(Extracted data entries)
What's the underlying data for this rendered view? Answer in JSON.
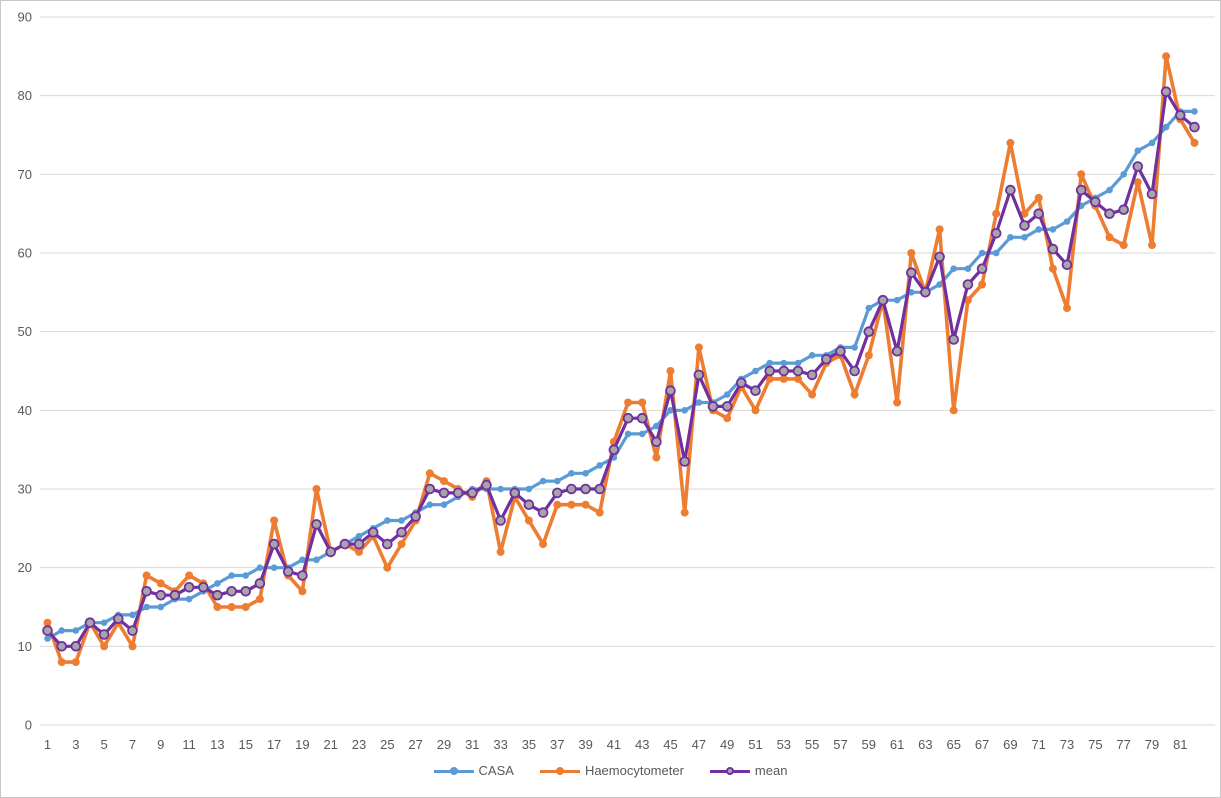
{
  "chart_data": {
    "type": "line",
    "title": "",
    "xlabel": "",
    "ylabel": "",
    "ylim": [
      0,
      90
    ],
    "ytick_step": 10,
    "grid": true,
    "legend_position": "bottom",
    "y_tick_labels": [
      "0",
      "10",
      "20",
      "30",
      "40",
      "50",
      "60",
      "70",
      "80",
      "90"
    ],
    "x_tick_labels": [
      "1",
      "3",
      "5",
      "7",
      "9",
      "11",
      "13",
      "15",
      "17",
      "19",
      "21",
      "23",
      "25",
      "27",
      "29",
      "31",
      "33",
      "35",
      "37",
      "39",
      "41",
      "43",
      "45",
      "47",
      "49",
      "51",
      "53",
      "55",
      "57",
      "59",
      "61",
      "63",
      "65",
      "67",
      "69",
      "71",
      "73",
      "75",
      "77",
      "79",
      "81"
    ],
    "x": [
      1,
      2,
      3,
      4,
      5,
      6,
      7,
      8,
      9,
      10,
      11,
      12,
      13,
      14,
      15,
      16,
      17,
      18,
      19,
      20,
      21,
      22,
      23,
      24,
      25,
      26,
      27,
      28,
      29,
      30,
      31,
      32,
      33,
      34,
      35,
      36,
      37,
      38,
      39,
      40,
      41,
      42,
      43,
      44,
      45,
      46,
      47,
      48,
      49,
      50,
      51,
      52,
      53,
      54,
      55,
      56,
      57,
      58,
      59,
      60,
      61,
      62,
      63,
      64,
      65,
      66,
      67,
      68,
      69,
      70,
      71,
      72,
      73,
      74,
      75,
      76,
      77,
      78,
      79,
      80,
      81,
      82
    ],
    "series": [
      {
        "name": "CASA",
        "color": "#5B9BD5",
        "marker": "circle",
        "values": [
          11,
          12,
          12,
          13,
          13,
          14,
          14,
          15,
          15,
          16,
          16,
          17,
          18,
          19,
          19,
          20,
          20,
          20,
          21,
          21,
          22,
          23,
          24,
          25,
          26,
          26,
          27,
          28,
          28,
          29,
          30,
          30,
          30,
          30,
          30,
          31,
          31,
          32,
          32,
          33,
          34,
          37,
          37,
          38,
          40,
          40,
          41,
          41,
          42,
          44,
          45,
          46,
          46,
          46,
          47,
          47,
          48,
          48,
          53,
          54,
          54,
          55,
          55,
          56,
          58,
          58,
          60,
          60,
          62,
          62,
          63,
          63,
          64,
          66,
          67,
          68,
          70,
          73,
          74,
          76,
          78,
          78
        ]
      },
      {
        "name": "Haemocytometer",
        "color": "#ED7D31",
        "marker": "circle",
        "values": [
          13,
          8,
          8,
          13,
          10,
          13,
          10,
          19,
          18,
          17,
          19,
          18,
          15,
          15,
          15,
          16,
          26,
          19,
          17,
          30,
          22,
          23,
          22,
          24,
          20,
          23,
          26,
          32,
          31,
          30,
          29,
          31,
          22,
          29,
          26,
          23,
          28,
          28,
          28,
          27,
          36,
          41,
          41,
          34,
          45,
          27,
          48,
          40,
          39,
          43,
          40,
          44,
          44,
          44,
          42,
          46,
          47,
          42,
          47,
          54,
          41,
          60,
          55,
          63,
          40,
          54,
          56,
          65,
          74,
          65,
          67,
          58,
          53,
          70,
          66,
          62,
          61,
          69,
          61,
          85,
          77,
          74
        ]
      },
      {
        "name": "mean",
        "color": "#7030A0",
        "marker": "circle-gray",
        "marker_fill": "#A6A6A6",
        "values": [
          12,
          10,
          10,
          13,
          11.5,
          13.5,
          12,
          17,
          16.5,
          16.5,
          17.5,
          17.5,
          16.5,
          17,
          17,
          18,
          23,
          19.5,
          19,
          25.5,
          22,
          23,
          23,
          24.5,
          23,
          24.5,
          26.5,
          30,
          29.5,
          29.5,
          29.5,
          30.5,
          26,
          29.5,
          28,
          27,
          29.5,
          30,
          30,
          30,
          35,
          39,
          39,
          36,
          42.5,
          33.5,
          44.5,
          40.5,
          40.5,
          43.5,
          42.5,
          45,
          45,
          45,
          44.5,
          46.5,
          47.5,
          45,
          50,
          54,
          47.5,
          57.5,
          55,
          59.5,
          49,
          56,
          58,
          62.5,
          68,
          63.5,
          65,
          60.5,
          58.5,
          68,
          66.5,
          65,
          65.5,
          71,
          67.5,
          80.5,
          77.5,
          76
        ]
      }
    ],
    "style": {
      "background": "#FFFFFF",
      "gridline_color": "#D9D9D9",
      "axis_label_color": "#595959",
      "font_size_px": 13
    }
  }
}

What is needed :: All of the entries above should be copied exactly, except for the pictures.

Solution to this task ::
What's the underlying data for this rendered view? Answer in JSON.
{
  "chart_data": {
    "type": "line",
    "title": "",
    "xlabel": "",
    "ylabel": "",
    "ylim": [
      0,
      90
    ],
    "ytick_step": 10,
    "grid": true,
    "legend_position": "bottom",
    "y_tick_labels": [
      "0",
      "10",
      "20",
      "30",
      "40",
      "50",
      "60",
      "70",
      "80",
      "90"
    ],
    "x_tick_labels": [
      "1",
      "3",
      "5",
      "7",
      "9",
      "11",
      "13",
      "15",
      "17",
      "19",
      "21",
      "23",
      "25",
      "27",
      "29",
      "31",
      "33",
      "35",
      "37",
      "39",
      "41",
      "43",
      "45",
      "47",
      "49",
      "51",
      "53",
      "55",
      "57",
      "59",
      "61",
      "63",
      "65",
      "67",
      "69",
      "71",
      "73",
      "75",
      "77",
      "79",
      "81"
    ],
    "x": [
      1,
      2,
      3,
      4,
      5,
      6,
      7,
      8,
      9,
      10,
      11,
      12,
      13,
      14,
      15,
      16,
      17,
      18,
      19,
      20,
      21,
      22,
      23,
      24,
      25,
      26,
      27,
      28,
      29,
      30,
      31,
      32,
      33,
      34,
      35,
      36,
      37,
      38,
      39,
      40,
      41,
      42,
      43,
      44,
      45,
      46,
      47,
      48,
      49,
      50,
      51,
      52,
      53,
      54,
      55,
      56,
      57,
      58,
      59,
      60,
      61,
      62,
      63,
      64,
      65,
      66,
      67,
      68,
      69,
      70,
      71,
      72,
      73,
      74,
      75,
      76,
      77,
      78,
      79,
      80,
      81,
      82
    ],
    "series": [
      {
        "name": "CASA",
        "color": "#5B9BD5",
        "marker": "circle",
        "values": [
          11,
          12,
          12,
          13,
          13,
          14,
          14,
          15,
          15,
          16,
          16,
          17,
          18,
          19,
          19,
          20,
          20,
          20,
          21,
          21,
          22,
          23,
          24,
          25,
          26,
          26,
          27,
          28,
          28,
          29,
          30,
          30,
          30,
          30,
          30,
          31,
          31,
          32,
          32,
          33,
          34,
          37,
          37,
          38,
          40,
          40,
          41,
          41,
          42,
          44,
          45,
          46,
          46,
          46,
          47,
          47,
          48,
          48,
          53,
          54,
          54,
          55,
          55,
          56,
          58,
          58,
          60,
          60,
          62,
          62,
          63,
          63,
          64,
          66,
          67,
          68,
          70,
          73,
          74,
          76,
          78,
          78
        ]
      },
      {
        "name": "Haemocytometer",
        "color": "#ED7D31",
        "marker": "circle",
        "values": [
          13,
          8,
          8,
          13,
          10,
          13,
          10,
          19,
          18,
          17,
          19,
          18,
          15,
          15,
          15,
          16,
          26,
          19,
          17,
          30,
          22,
          23,
          22,
          24,
          20,
          23,
          26,
          32,
          31,
          30,
          29,
          31,
          22,
          29,
          26,
          23,
          28,
          28,
          28,
          27,
          36,
          41,
          41,
          34,
          45,
          27,
          48,
          40,
          39,
          43,
          40,
          44,
          44,
          44,
          42,
          46,
          47,
          42,
          47,
          54,
          41,
          60,
          55,
          63,
          40,
          54,
          56,
          65,
          74,
          65,
          67,
          58,
          53,
          70,
          66,
          62,
          61,
          69,
          61,
          85,
          77,
          74
        ]
      },
      {
        "name": "mean",
        "color": "#7030A0",
        "marker": "circle-gray",
        "marker_fill": "#A6A6A6",
        "values": [
          12,
          10,
          10,
          13,
          11.5,
          13.5,
          12,
          17,
          16.5,
          16.5,
          17.5,
          17.5,
          16.5,
          17,
          17,
          18,
          23,
          19.5,
          19,
          25.5,
          22,
          23,
          23,
          24.5,
          23,
          24.5,
          26.5,
          30,
          29.5,
          29.5,
          29.5,
          30.5,
          26,
          29.5,
          28,
          27,
          29.5,
          30,
          30,
          30,
          35,
          39,
          39,
          36,
          42.5,
          33.5,
          44.5,
          40.5,
          40.5,
          43.5,
          42.5,
          45,
          45,
          45,
          44.5,
          46.5,
          47.5,
          45,
          50,
          54,
          47.5,
          57.5,
          55,
          59.5,
          49,
          56,
          58,
          62.5,
          68,
          63.5,
          65,
          60.5,
          58.5,
          68,
          66.5,
          65,
          65.5,
          71,
          67.5,
          80.5,
          77.5,
          76
        ]
      }
    ],
    "style": {
      "background": "#FFFFFF",
      "gridline_color": "#D9D9D9",
      "axis_label_color": "#595959",
      "font_size_px": 13
    }
  }
}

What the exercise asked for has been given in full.